◆ Directions
Copy every line of the records below where the word "offset" occurs.

◆ Records provided

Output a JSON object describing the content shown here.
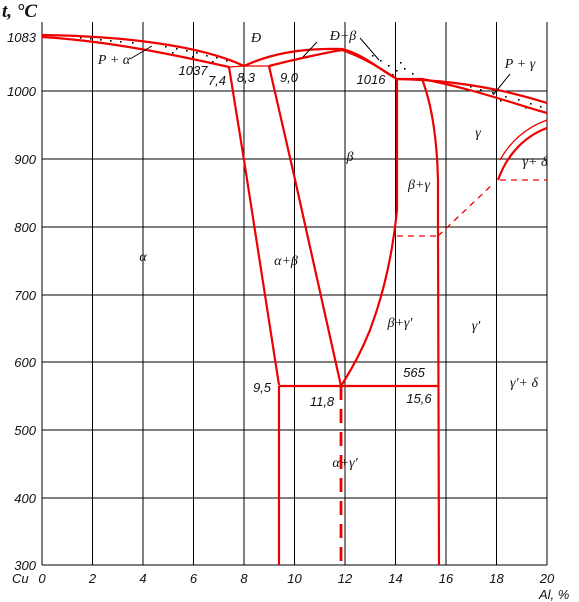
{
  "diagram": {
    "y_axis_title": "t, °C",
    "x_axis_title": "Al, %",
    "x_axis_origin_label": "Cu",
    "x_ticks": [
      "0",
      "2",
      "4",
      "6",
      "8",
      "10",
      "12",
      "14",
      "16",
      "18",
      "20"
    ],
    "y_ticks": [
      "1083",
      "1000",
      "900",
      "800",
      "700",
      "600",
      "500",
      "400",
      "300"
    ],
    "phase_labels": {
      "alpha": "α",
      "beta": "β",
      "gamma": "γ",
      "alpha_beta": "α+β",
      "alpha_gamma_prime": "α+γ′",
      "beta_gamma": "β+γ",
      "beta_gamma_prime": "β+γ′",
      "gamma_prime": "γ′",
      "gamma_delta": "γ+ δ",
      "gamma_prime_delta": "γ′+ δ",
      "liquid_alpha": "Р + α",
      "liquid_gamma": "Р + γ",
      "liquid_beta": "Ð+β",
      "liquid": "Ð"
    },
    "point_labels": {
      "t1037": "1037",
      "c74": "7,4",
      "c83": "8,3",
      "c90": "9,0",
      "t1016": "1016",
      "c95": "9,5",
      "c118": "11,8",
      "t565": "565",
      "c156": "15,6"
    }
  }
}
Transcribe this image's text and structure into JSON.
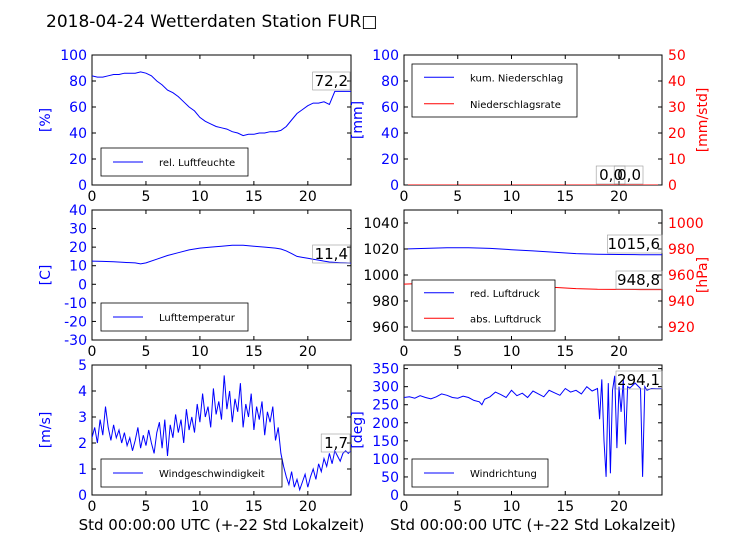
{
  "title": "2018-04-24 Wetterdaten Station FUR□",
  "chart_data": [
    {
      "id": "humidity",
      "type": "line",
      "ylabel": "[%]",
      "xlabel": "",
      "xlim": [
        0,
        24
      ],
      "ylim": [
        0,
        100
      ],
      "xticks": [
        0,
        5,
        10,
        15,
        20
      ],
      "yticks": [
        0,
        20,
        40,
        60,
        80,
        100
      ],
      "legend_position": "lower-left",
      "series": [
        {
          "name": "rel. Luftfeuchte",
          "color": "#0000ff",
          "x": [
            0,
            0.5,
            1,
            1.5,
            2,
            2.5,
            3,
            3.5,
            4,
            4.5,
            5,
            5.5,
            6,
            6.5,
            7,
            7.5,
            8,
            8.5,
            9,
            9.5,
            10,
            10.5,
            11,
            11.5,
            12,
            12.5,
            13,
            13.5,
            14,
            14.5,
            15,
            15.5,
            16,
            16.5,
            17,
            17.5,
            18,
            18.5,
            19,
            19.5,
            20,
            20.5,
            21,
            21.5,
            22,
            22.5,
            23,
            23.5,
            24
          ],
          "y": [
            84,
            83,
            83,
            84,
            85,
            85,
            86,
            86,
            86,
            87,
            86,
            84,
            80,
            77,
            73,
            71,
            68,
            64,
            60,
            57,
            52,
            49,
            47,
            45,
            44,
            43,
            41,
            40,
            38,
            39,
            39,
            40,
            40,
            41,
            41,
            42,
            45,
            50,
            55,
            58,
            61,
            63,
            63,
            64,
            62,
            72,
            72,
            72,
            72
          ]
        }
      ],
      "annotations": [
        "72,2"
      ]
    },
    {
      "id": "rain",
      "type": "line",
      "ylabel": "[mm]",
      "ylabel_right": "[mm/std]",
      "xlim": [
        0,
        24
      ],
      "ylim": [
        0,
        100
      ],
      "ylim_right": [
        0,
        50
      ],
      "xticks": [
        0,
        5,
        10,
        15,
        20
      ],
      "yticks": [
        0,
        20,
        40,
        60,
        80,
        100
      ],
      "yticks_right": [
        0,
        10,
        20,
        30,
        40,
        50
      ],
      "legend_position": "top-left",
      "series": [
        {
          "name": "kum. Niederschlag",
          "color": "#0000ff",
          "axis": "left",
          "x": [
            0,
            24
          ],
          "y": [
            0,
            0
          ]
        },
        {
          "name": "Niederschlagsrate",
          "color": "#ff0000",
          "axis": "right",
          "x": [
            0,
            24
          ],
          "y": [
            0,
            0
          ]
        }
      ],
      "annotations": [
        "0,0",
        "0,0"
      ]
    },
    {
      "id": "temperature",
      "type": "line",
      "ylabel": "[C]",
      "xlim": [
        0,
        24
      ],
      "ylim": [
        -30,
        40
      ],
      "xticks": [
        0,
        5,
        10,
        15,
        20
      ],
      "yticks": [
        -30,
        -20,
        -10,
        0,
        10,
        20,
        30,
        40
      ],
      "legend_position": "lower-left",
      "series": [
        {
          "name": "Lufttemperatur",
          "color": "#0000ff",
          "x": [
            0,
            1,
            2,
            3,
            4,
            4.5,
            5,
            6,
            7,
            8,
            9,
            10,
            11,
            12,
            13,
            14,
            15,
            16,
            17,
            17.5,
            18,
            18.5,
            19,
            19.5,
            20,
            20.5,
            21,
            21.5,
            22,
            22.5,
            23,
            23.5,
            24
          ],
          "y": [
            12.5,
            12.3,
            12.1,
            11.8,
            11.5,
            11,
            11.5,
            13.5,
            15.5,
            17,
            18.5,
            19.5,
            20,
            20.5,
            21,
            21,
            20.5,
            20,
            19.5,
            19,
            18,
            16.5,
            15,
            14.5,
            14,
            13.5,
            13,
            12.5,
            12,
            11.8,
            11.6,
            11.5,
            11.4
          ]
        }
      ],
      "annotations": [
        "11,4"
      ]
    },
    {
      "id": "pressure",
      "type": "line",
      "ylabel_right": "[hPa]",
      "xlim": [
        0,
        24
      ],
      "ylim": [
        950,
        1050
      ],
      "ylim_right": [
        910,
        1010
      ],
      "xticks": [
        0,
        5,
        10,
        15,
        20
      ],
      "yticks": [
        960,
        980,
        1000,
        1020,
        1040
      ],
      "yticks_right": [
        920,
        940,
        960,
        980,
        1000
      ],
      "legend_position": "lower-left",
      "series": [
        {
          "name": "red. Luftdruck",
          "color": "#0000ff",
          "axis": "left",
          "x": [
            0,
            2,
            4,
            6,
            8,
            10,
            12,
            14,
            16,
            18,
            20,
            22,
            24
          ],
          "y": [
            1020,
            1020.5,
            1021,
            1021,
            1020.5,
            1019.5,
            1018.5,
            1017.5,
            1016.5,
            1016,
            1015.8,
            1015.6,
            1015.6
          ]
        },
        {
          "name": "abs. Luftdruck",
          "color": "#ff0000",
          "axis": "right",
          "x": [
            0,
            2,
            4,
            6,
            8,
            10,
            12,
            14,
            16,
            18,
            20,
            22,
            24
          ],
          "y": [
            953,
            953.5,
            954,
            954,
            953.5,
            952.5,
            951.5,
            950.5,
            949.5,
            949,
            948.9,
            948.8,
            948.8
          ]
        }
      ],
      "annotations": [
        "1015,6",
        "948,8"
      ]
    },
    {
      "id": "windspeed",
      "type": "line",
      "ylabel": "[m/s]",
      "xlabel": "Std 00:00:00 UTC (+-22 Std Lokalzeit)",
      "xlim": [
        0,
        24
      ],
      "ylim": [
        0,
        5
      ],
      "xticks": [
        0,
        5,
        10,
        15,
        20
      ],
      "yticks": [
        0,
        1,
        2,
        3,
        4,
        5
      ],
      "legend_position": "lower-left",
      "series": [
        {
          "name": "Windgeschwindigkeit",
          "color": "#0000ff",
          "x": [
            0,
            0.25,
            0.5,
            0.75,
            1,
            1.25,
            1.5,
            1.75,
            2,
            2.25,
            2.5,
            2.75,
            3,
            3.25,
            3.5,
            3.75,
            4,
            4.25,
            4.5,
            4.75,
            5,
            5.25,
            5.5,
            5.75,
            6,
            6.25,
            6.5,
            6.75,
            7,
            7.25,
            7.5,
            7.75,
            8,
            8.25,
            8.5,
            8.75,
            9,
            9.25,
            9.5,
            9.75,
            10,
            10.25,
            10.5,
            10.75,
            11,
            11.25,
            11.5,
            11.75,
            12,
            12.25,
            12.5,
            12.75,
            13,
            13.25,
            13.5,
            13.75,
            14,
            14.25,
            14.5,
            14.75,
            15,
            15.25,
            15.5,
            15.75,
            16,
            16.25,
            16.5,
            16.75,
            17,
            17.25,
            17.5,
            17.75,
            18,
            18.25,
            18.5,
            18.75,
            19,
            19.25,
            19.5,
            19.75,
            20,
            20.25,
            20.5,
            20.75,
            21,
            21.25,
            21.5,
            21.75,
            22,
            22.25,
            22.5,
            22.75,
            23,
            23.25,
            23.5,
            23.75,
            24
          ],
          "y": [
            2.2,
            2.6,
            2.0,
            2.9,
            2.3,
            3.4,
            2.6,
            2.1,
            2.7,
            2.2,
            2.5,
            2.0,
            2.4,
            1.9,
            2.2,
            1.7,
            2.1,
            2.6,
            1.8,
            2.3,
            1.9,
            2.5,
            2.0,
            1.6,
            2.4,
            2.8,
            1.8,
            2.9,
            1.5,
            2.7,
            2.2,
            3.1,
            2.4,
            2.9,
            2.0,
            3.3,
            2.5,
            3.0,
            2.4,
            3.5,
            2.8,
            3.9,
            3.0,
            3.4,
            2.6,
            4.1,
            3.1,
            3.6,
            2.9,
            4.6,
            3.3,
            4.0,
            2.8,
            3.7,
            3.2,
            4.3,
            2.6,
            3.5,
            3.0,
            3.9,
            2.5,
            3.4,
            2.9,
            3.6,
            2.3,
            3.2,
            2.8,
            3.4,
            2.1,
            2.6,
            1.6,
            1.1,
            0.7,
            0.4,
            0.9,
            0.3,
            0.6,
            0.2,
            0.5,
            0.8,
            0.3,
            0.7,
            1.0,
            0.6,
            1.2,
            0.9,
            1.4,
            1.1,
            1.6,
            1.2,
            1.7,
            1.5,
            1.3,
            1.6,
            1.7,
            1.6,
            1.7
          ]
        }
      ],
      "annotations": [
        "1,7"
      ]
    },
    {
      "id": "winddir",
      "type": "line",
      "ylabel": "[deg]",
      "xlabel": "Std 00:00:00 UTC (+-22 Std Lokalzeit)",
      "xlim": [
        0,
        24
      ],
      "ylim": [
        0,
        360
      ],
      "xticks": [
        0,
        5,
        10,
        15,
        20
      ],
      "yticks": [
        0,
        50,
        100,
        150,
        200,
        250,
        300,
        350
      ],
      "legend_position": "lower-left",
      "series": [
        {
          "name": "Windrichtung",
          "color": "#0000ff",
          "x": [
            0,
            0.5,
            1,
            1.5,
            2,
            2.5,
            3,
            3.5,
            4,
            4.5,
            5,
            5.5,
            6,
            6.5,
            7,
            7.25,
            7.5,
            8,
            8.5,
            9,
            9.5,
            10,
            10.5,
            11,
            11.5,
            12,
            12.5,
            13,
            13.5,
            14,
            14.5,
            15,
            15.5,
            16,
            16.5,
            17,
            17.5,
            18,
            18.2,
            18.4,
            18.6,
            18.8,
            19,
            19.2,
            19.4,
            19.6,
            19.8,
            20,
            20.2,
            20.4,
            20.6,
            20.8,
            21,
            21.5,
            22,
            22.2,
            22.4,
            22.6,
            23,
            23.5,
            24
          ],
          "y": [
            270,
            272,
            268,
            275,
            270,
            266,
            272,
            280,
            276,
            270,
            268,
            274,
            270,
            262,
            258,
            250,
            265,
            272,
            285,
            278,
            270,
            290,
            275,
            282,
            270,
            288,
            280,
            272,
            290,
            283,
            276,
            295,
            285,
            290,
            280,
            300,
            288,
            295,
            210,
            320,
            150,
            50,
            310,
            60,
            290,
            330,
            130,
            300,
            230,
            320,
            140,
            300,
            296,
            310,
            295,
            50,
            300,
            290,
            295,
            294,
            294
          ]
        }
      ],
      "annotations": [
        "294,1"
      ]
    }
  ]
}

==

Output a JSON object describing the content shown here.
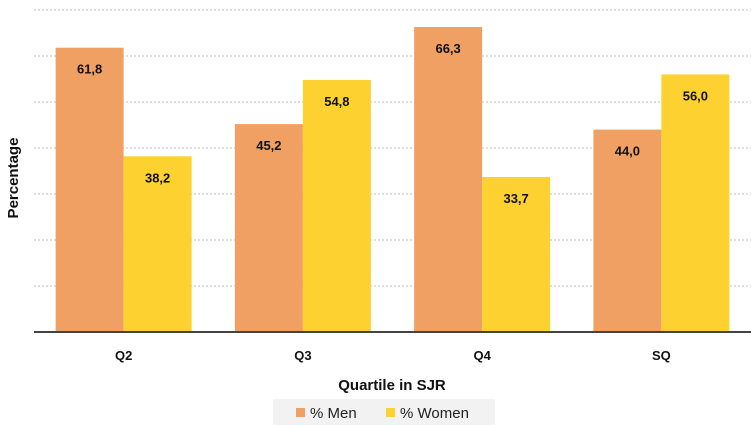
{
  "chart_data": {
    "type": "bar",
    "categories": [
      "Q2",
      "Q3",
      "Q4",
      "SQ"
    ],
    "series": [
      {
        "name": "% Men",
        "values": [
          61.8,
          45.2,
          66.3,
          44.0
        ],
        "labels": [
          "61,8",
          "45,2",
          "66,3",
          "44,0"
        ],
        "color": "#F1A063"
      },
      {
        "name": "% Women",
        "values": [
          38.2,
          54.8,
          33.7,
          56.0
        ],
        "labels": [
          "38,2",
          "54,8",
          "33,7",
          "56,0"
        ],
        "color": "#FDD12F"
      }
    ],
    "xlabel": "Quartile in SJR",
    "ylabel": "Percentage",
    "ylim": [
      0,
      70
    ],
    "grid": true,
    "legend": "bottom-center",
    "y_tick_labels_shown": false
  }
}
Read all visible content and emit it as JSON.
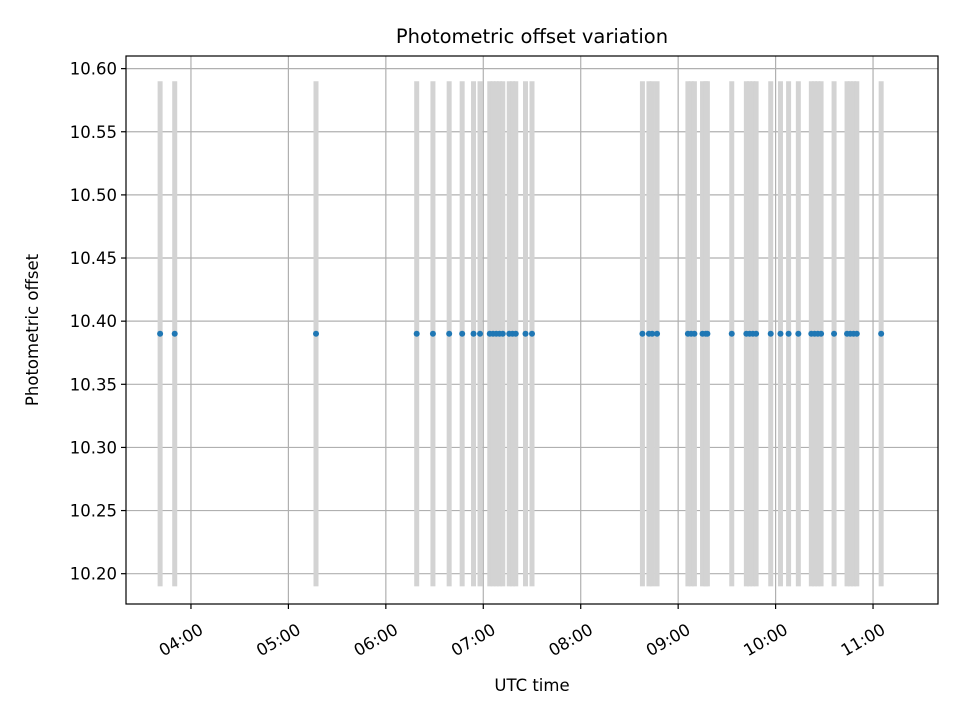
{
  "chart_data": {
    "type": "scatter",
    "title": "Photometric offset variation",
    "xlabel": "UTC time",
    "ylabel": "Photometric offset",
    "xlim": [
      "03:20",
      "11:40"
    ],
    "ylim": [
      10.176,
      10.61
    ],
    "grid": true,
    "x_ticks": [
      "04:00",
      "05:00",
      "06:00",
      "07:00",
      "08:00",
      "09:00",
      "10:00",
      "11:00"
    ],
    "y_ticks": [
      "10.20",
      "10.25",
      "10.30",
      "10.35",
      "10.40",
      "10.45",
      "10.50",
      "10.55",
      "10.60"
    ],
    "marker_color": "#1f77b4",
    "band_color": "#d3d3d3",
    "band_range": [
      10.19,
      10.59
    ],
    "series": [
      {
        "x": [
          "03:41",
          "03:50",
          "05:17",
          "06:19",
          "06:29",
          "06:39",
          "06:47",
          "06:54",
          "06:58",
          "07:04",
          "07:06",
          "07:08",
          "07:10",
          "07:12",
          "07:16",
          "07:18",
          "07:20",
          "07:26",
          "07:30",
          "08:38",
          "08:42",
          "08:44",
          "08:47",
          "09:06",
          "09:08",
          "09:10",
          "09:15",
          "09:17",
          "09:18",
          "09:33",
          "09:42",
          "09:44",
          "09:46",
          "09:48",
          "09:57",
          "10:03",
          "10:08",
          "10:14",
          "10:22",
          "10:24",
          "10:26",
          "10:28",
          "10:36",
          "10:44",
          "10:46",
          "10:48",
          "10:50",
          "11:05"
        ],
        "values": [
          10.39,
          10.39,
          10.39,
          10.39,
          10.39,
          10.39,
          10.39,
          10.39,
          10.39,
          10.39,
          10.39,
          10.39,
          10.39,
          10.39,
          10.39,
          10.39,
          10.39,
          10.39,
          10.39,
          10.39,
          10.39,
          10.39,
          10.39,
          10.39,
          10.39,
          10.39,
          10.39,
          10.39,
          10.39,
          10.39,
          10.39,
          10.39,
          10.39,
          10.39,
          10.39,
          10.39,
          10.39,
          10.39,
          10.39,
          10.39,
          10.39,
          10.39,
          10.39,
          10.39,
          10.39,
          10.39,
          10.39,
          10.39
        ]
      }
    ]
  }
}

* * *

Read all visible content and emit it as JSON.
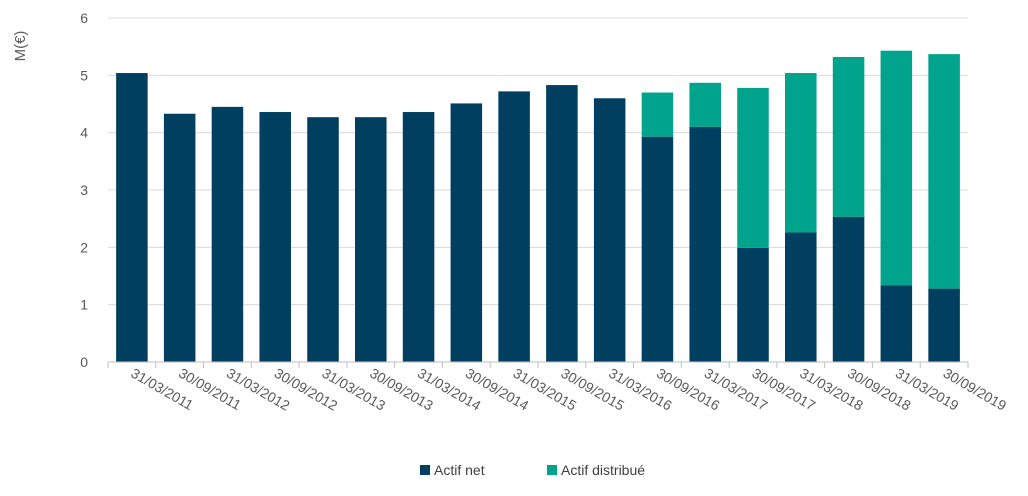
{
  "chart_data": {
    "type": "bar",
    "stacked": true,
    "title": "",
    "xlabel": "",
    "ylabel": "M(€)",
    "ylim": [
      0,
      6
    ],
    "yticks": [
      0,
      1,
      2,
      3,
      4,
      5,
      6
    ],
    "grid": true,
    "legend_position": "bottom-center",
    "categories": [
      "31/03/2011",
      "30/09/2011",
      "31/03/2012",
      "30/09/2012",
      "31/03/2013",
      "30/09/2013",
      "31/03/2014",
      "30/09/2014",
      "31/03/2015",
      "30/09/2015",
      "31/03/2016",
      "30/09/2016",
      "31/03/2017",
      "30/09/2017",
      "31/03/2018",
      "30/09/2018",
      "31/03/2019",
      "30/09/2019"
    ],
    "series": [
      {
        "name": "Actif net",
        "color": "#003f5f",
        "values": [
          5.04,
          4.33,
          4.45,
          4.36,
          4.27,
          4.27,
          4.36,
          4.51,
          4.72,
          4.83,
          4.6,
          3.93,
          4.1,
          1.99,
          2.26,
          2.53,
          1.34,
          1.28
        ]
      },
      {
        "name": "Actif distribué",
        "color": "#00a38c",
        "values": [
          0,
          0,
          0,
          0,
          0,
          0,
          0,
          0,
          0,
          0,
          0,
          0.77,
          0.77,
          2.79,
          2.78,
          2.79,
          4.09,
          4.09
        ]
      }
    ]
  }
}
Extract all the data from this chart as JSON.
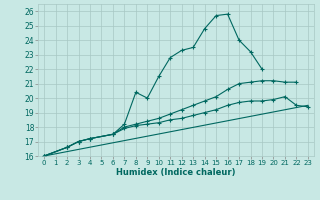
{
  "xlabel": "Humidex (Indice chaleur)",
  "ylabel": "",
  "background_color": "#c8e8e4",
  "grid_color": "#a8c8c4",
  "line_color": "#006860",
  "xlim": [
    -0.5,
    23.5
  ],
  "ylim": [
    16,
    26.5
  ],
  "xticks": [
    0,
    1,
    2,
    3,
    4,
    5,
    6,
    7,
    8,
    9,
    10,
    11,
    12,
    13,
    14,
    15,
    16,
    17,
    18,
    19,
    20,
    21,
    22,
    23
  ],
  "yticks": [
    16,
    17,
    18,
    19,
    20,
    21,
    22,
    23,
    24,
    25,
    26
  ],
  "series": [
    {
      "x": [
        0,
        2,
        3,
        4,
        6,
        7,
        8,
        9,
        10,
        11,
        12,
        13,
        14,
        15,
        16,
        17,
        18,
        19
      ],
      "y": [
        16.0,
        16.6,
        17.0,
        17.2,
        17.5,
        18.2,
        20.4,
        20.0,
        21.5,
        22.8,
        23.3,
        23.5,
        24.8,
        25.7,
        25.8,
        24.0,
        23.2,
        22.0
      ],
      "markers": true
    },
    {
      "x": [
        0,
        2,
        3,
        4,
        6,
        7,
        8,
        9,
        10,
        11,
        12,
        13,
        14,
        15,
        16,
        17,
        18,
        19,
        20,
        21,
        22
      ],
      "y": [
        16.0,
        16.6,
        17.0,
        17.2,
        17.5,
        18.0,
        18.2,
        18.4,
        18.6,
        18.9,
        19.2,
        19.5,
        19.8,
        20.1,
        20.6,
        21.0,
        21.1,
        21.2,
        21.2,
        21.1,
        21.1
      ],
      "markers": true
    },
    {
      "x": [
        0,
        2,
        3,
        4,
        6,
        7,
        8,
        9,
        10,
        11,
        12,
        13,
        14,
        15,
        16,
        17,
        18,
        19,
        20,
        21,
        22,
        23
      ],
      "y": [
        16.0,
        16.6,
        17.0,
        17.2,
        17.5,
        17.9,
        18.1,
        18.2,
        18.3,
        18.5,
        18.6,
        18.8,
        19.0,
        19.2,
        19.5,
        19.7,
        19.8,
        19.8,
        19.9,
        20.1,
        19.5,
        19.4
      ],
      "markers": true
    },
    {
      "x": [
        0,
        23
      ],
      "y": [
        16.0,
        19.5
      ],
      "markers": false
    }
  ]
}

◆ Written answer
    "title": "Photometric offset variation",
    "ylabel": "Photometric offset",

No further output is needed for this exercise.